== Assigned task 1 ==
According to the OmniDictate page, which library does the application use to transcribe speech?
== Assigned task 2 ==
Write a continuation of the OmniDictate page that picks up after its final sentence.

OmniDictate: Real-time AI Dictation GUI for Windows

Summary: Free, open-source, real-time dictation for Windows. Runs locally (no cloud!), uses AI (faster-whisper), and types directly into any application via a user-friendly GUI.

OmniDictate provides a modern desktop application for real-time speech-to-text on your Windows PC. It utilizes the optimized faster-whisper library (based on OpenAI's Whisper) for accurate transcription directly on your machine, ensuring privacy and offline capability. Text is typed directly into your active window.

Looking for the original command-line version? Find it here: OmniDictate-CLI Repository

Demo

Omnidictate.mp4

Features

Premium Slate & Glass UI (v2.0): A stunning, modern interface featuring a dark slate theme with frosted glass accents, designed for clarity and focus.
Whisper Ultra Support: Now supports the large-v3-turbo model for state-of-the-art accuracy with improved speed.
Streamlined Controls: Simplified experience with unified VAD/PTT toggle and removal of complex stop hotkeys.
Real-time Transcription: Converts speech to text with low latency.
Local & Private: All processing happens on your machine; no cloud required.
Type Anywhere: Simulates keyboard input into virtually any active Windows application (except OmniDictate itself).
Configurable Settings: Adjust model size, language (Auto-Detect or specific), VAD sensitivity, typing delay, hotkeys, and more via the interface. Settings are saved automatically.

== Provided records ==

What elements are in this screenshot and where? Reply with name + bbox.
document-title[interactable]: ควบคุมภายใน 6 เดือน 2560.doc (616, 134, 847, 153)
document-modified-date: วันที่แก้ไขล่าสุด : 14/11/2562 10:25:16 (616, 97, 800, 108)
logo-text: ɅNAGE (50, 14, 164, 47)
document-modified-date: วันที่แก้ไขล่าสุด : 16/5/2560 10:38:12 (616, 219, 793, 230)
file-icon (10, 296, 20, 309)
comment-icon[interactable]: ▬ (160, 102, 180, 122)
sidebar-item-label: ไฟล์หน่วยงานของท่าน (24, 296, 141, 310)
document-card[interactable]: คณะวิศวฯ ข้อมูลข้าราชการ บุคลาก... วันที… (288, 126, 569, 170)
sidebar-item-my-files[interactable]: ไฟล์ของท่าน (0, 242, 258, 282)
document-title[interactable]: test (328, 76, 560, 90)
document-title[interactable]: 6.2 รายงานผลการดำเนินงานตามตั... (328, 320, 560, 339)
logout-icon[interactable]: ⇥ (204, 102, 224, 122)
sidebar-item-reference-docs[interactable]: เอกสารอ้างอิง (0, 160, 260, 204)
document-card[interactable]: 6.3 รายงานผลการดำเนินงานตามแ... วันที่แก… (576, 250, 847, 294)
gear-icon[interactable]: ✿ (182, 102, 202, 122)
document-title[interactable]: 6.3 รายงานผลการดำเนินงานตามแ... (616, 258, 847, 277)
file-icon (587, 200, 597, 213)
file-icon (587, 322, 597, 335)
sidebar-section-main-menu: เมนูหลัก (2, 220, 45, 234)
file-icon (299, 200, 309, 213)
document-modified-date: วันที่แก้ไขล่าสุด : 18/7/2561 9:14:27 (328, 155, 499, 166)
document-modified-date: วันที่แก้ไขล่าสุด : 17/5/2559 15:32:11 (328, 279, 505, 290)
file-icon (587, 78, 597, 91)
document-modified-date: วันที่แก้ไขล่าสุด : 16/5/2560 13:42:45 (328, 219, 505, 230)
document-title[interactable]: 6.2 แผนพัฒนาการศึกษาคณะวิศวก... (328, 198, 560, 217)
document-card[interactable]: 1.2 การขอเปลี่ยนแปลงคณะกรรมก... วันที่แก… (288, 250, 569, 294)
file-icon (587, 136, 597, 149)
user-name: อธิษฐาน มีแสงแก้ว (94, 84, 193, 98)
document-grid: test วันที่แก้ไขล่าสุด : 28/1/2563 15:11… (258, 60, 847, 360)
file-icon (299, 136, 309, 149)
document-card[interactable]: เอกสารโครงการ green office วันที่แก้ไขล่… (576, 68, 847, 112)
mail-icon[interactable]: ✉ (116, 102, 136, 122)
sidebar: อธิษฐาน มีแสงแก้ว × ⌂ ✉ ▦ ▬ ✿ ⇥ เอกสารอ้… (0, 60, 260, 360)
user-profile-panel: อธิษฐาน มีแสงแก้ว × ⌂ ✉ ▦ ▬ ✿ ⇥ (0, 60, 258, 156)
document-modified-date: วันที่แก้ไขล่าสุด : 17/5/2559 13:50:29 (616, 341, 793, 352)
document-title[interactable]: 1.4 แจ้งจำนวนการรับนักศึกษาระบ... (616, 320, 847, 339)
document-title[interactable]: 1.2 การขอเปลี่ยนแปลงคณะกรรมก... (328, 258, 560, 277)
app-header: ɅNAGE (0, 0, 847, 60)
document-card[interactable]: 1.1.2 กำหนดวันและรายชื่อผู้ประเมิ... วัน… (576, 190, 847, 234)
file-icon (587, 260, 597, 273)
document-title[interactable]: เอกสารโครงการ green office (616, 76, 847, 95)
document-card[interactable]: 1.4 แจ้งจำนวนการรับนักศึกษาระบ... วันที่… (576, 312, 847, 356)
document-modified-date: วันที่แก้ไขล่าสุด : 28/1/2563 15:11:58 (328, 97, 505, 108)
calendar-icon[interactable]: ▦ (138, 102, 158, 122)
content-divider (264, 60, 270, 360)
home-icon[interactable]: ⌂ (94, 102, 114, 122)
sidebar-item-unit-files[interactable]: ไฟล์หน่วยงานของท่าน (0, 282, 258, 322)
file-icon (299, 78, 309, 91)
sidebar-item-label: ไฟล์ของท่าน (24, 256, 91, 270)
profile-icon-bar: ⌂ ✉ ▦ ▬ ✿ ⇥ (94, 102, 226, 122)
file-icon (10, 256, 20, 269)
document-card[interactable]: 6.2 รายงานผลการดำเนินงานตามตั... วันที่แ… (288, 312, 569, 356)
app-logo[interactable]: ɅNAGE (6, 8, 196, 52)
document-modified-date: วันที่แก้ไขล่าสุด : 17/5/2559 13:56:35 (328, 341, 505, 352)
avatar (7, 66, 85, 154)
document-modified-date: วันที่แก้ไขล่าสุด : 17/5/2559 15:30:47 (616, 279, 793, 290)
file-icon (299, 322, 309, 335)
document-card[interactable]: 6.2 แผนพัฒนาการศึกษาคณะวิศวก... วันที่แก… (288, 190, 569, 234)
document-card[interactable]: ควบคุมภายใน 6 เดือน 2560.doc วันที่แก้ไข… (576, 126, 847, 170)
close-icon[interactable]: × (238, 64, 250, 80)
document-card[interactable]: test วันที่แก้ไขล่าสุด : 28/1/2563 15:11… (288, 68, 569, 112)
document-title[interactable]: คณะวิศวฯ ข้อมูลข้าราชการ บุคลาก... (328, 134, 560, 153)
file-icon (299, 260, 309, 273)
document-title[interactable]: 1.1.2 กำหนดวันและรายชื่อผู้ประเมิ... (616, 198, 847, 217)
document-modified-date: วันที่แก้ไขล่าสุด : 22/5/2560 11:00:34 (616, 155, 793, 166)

== Written response 1 ==
It uses the faster-whisper library, which is based on OpenAI's Whisper.

== Written response 2 ==
Voice Activity Detection (VAD): Toggle automatic start/stop based on speech via a GUI button.
Push-to-Talk (PTT): Use a configurable global hotkey (Default: Right Shift) for manual control.
Voice Commands:
- Spoken Punctuation (e.g., "comma", "period").
Hallucination Filtering: Add/Remove specific repetitive phrases to filter from the output via the GUI.
Transcription Display: View the transcribed text within the application.
Copy Functionality: Easily copy the displayed transcription using a button.
Restore Defaults: Reset all configurable settings to their original values.

System Requirements

Before installing, ensure your system meets these requirements.

Hardware

Operating System: Windows 10 or 11 (64-bit).
Processor: Intel Core i5 or equivalent (quad-core+).
RAM: 8GB (16GB+ recommended).
Storage: Space for the Whisper model, approx 4.5 GB.
GPU (Highly Recommended): NVIDIA GPU with CUDA support (4GB+ VRAM, 6GB+ for larger models) for acceptable performance. CPU mode is supported but significantly slower.

Software & Drivers

Microsoft Visual C++ Redistributable: REQUIRED for both CPU and GPU usage.
- Download Visual Studio 2015-2022 Redistributable (x64)
NVIDIA Users (Critical): If you intend to use GPU acceleration, you MUST install the following before running the application:
1. NVIDIA Driver: Download Latest Driver
2. CUDA Toolkit 12.6: Download from NVIDIA Archive
3. Verify: Ensure nvcc --version works in your terminal.

Installation & Downloads

Important Considerations:

Large File Size: Includes Python runtime and AI models.
Unsigned Application: You may see a Windows SmartScreen warning ("Windows protected your PC"). Click "More info" -> "Run anyway" to proceed.

A. Using the Installer (`.exe`) - Recommended

Prerequisites: Ensure you have installed the items listed in System Requirements.
Download: Go to the Releases Page and download the latest OmniDictate_Setup_vX.Y.Z.exe.
Run Installer: Double-click the .exe. Accept the SmartScreen warning. Follow the prompts.
Launch: Use the Start Menu or Desktop shortcut.

B. Using the Portable ZIP (`.7z` Archive)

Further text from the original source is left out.